▸ TASK INSTRUCTIONS
Reproduce the lines below with each "[interactable]" changed to "[clickable]" and everything else unchanged. Omit the pictures from your answer.

▸ INPUT RECORDS

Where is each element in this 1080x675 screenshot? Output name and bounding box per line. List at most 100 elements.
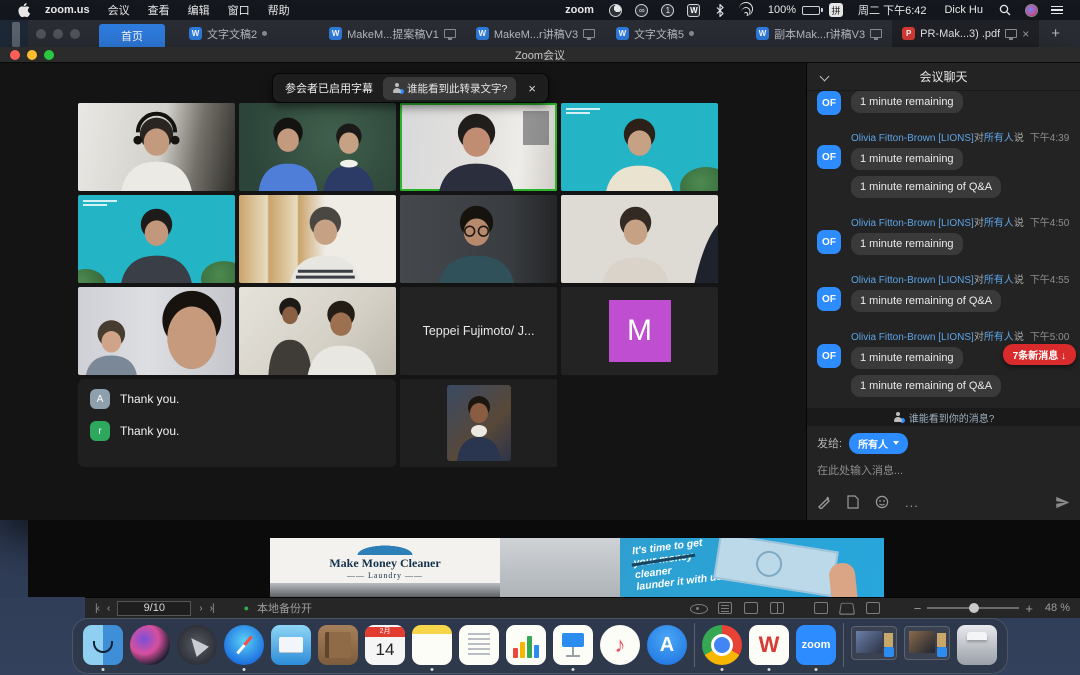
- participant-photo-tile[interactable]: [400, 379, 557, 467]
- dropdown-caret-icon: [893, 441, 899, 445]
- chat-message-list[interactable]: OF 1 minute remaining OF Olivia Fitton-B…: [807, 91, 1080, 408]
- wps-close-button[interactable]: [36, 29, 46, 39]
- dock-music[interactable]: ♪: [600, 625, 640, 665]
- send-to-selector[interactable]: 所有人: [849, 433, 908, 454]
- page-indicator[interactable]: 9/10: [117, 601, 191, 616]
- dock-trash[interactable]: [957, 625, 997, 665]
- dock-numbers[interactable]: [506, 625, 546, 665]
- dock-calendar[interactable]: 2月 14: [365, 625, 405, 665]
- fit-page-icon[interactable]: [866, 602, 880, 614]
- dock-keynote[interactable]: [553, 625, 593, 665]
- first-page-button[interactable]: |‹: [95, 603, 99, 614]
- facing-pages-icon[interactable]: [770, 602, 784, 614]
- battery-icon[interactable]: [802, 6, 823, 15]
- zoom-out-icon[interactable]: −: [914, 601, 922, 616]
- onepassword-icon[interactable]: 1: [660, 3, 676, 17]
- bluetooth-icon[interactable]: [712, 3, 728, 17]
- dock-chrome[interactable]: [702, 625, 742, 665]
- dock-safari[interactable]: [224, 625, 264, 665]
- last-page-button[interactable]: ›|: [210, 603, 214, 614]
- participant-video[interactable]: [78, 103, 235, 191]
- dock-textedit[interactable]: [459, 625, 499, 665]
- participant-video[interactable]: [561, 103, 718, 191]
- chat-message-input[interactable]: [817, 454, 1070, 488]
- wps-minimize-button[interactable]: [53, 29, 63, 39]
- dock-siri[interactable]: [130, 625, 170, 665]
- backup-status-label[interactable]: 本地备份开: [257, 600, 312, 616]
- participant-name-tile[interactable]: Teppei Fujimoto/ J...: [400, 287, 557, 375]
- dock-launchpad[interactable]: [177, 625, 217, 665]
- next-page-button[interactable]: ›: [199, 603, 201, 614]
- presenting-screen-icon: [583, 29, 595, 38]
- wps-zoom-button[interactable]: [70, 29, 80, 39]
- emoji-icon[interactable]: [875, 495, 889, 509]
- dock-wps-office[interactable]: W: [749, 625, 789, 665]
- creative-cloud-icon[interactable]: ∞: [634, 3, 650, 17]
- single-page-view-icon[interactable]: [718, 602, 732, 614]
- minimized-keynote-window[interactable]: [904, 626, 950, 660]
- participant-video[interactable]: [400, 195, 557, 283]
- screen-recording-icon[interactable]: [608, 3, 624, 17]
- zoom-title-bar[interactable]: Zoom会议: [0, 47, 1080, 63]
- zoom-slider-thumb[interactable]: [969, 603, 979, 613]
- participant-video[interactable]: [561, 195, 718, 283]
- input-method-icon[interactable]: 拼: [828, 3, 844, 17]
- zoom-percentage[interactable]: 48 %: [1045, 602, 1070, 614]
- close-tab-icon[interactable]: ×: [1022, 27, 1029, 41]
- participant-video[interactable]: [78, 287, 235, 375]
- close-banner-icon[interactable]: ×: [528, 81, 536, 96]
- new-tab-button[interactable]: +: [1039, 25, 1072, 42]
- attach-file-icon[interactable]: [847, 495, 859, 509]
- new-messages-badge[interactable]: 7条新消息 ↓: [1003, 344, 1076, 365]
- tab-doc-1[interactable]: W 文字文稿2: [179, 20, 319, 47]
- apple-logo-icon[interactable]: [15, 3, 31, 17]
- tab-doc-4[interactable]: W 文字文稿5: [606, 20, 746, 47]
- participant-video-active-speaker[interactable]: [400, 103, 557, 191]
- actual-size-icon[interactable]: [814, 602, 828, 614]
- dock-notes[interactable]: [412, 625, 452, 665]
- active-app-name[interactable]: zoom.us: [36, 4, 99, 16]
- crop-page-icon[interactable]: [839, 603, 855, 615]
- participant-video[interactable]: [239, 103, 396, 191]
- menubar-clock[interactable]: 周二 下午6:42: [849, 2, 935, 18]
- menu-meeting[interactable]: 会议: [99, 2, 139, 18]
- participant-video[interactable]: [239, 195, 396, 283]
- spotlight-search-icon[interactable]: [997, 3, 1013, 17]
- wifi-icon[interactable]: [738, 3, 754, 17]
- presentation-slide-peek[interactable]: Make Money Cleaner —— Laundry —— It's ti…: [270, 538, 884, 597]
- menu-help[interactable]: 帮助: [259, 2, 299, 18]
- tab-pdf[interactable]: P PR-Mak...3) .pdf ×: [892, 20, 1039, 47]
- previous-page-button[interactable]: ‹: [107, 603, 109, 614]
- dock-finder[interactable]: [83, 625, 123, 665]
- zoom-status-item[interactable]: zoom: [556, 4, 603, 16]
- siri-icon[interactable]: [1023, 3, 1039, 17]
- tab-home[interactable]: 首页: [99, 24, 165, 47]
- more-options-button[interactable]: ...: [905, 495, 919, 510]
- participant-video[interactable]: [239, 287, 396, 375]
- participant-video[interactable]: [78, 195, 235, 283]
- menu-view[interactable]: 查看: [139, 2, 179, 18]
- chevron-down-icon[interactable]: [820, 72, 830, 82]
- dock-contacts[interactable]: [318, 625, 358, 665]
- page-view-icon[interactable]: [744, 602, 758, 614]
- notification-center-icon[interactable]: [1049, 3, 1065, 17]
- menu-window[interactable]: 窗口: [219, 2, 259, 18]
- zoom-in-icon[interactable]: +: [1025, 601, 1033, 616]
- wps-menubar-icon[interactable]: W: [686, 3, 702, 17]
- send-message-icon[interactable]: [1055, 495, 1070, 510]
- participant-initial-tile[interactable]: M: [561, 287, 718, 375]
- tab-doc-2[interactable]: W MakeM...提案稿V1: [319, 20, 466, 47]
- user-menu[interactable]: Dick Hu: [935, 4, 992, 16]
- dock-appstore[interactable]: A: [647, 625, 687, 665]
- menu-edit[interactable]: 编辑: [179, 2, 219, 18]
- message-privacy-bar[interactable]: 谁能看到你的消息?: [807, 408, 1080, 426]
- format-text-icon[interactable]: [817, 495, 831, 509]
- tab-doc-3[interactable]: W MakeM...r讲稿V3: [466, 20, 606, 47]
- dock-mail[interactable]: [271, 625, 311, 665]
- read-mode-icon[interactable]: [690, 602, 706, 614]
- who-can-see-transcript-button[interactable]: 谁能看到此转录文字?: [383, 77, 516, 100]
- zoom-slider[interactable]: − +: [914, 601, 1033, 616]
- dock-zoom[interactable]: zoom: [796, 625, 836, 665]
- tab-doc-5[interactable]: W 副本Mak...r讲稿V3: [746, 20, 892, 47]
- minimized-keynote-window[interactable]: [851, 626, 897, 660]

▸ TASK RESULT
Where is each element in this 1080x675 screenshot? Output name and bounding box per line. List at most 100 elements.
- participant-photo-tile[clickable]: [400, 379, 557, 467]
- dropdown-caret-icon: [893, 441, 899, 445]
- chat-message-list[clickable]: OF 1 minute remaining OF Olivia Fitton-B…: [807, 91, 1080, 408]
- wps-close-button[clickable]: [36, 29, 46, 39]
- dock-music[clickable]: ♪: [600, 625, 640, 665]
- send-to-selector[clickable]: 所有人: [849, 433, 908, 454]
- page-indicator[clickable]: 9/10: [117, 601, 191, 616]
- dock-trash[clickable]: [957, 625, 997, 665]
- dock-numbers[clickable]: [506, 625, 546, 665]
- dock-calendar[clickable]: 2月 14: [365, 625, 405, 665]
- fit-page-icon[clickable]: [866, 602, 880, 614]
- dock-keynote[clickable]: [553, 625, 593, 665]
- first-page-button[clickable]: |‹: [95, 603, 99, 614]
- facing-pages-icon[clickable]: [770, 602, 784, 614]
- battery-icon[clickable]: [802, 6, 823, 15]
- zoom-out-icon[clickable]: −: [914, 601, 922, 616]
- onepassword-icon[clickable]: 1: [660, 3, 676, 17]
- bluetooth-icon[clickable]: [712, 3, 728, 17]
- dock-chrome[clickable]: [702, 625, 742, 665]
- dock-safari[clickable]: [224, 625, 264, 665]
- last-page-button[clickable]: ›|: [210, 603, 214, 614]
- participant-video[clickable]: [78, 103, 235, 191]
- dock-textedit[clickable]: [459, 625, 499, 665]
- participant-video[clickable]: [561, 103, 718, 191]
- chat-message-input[clickable]: [817, 454, 1070, 488]
- wps-minimize-button[clickable]: [53, 29, 63, 39]
- dock-siri[clickable]: [130, 625, 170, 665]
- backup-status-label[clickable]: 本地备份开: [257, 600, 312, 616]
- participant-name-tile[clickable]: Teppei Fujimoto/ J...: [400, 287, 557, 375]
- dock-launchpad[clickable]: [177, 625, 217, 665]
- next-page-button[clickable]: ›: [199, 603, 201, 614]
- presenting-screen-icon: [583, 29, 595, 38]
- wps-zoom-button[clickable]: [70, 29, 80, 39]
- emoji-icon[clickable]: [875, 495, 889, 509]
- dock-wps-office[clickable]: W: [749, 625, 789, 665]
- creative-cloud-icon[clickable]: ∞: [634, 3, 650, 17]
- single-page-view-icon[clickable]: [718, 602, 732, 614]
- minimized-keynote-window[clickable]: [904, 626, 950, 660]
- participant-video[clickable]: [400, 195, 557, 283]
- screen-recording-icon[clickable]: [608, 3, 624, 17]
- zoom-title-bar[clickable]: Zoom会议: [0, 47, 1080, 63]
- zoom-slider-thumb[clickable]: [969, 603, 979, 613]
- participant-video[clickable]: [561, 195, 718, 283]
- input-method-icon[clickable]: 拼: [828, 3, 844, 17]
- zoom-percentage[clickable]: 48 %: [1045, 602, 1070, 614]
- close-tab-icon[clickable]: ×: [1022, 27, 1029, 41]
- participant-video[clickable]: [78, 287, 235, 375]
- close-banner-icon[clickable]: ×: [528, 81, 536, 96]
- new-tab-button[clickable]: +: [1039, 25, 1072, 42]
- attach-file-icon[clickable]: [847, 495, 859, 509]
- new-messages-badge[clickable]: 7条新消息 ↓: [1003, 344, 1076, 365]
- tab-doc-1[clickable]: W 文字文稿2: [179, 20, 319, 47]
- apple-logo-icon[clickable]: [15, 3, 31, 17]
- tab-doc-4[clickable]: W 文字文稿5: [606, 20, 746, 47]
- participant-video-active-speaker[clickable]: [400, 103, 557, 191]
- actual-size-icon[clickable]: [814, 602, 828, 614]
- dock-notes[clickable]: [412, 625, 452, 665]
- active-app-name[clickable]: zoom.us: [36, 4, 99, 16]
- crop-page-icon[clickable]: [839, 603, 855, 615]
- participant-video[clickable]: [239, 103, 396, 191]
- menubar-clock[clickable]: 周二 下午6:42: [849, 2, 935, 18]
- menu-meeting[clickable]: 会议: [99, 2, 139, 18]
- participant-video[clickable]: [239, 195, 396, 283]
- spotlight-search-icon[clickable]: [997, 3, 1013, 17]
- wifi-icon[clickable]: [738, 3, 754, 17]
- presentation-slide-peek[clickable]: Make Money Cleaner —— Laundry —— It's ti…: [270, 538, 884, 597]
- menu-help[clickable]: 帮助: [259, 2, 299, 18]
- tab-pdf[clickable]: P PR-Mak...3) .pdf ×: [892, 20, 1039, 47]
- previous-page-button[clickable]: ‹: [107, 603, 109, 614]
- dock-finder[clickable]: [83, 625, 123, 665]
- zoom-status-item[clickable]: zoom: [556, 4, 603, 16]
- siri-icon[clickable]: [1023, 3, 1039, 17]
- tab-home[clickable]: 首页: [99, 24, 165, 47]
- more-options-button[clickable]: ...: [905, 495, 919, 510]
- participant-video[clickable]: [239, 287, 396, 375]
- participant-video[clickable]: [78, 195, 235, 283]
- menu-view[clickable]: 查看: [139, 2, 179, 18]
- chevron-down-icon[clickable]: [820, 72, 830, 82]
- dock-contacts[clickable]: [318, 625, 358, 665]
- page-view-icon[clickable]: [744, 602, 758, 614]
- notification-center-icon[clickable]: [1049, 3, 1065, 17]
- menu-window[clickable]: 窗口: [219, 2, 259, 18]
- zoom-in-icon[clickable]: +: [1025, 601, 1033, 616]
- wps-menubar-icon[clickable]: W: [686, 3, 702, 17]
- send-message-icon[clickable]: [1055, 495, 1070, 510]
- participant-initial-tile[clickable]: M: [561, 287, 718, 375]
- tab-doc-2[clickable]: W MakeM...提案稿V1: [319, 20, 466, 47]
- user-menu[clickable]: Dick Hu: [935, 4, 992, 16]
- dock-appstore[clickable]: A: [647, 625, 687, 665]
- menu-edit[clickable]: 编辑: [179, 2, 219, 18]
- message-privacy-bar[clickable]: 谁能看到你的消息?: [807, 408, 1080, 426]
- format-text-icon[clickable]: [817, 495, 831, 509]
- tab-doc-3[clickable]: W MakeM...r讲稿V3: [466, 20, 606, 47]
- dock-mail[clickable]: [271, 625, 311, 665]
- read-mode-icon[clickable]: [690, 602, 706, 614]
- who-can-see-transcript-button[clickable]: 谁能看到此转录文字?: [383, 77, 516, 100]
- zoom-slider[clickable]: − +: [914, 601, 1033, 616]
- dock-zoom[clickable]: zoom: [796, 625, 836, 665]
- tab-doc-5[clickable]: W 副本Mak...r讲稿V3: [746, 20, 892, 47]
- minimized-keynote-window[clickable]: [851, 626, 897, 660]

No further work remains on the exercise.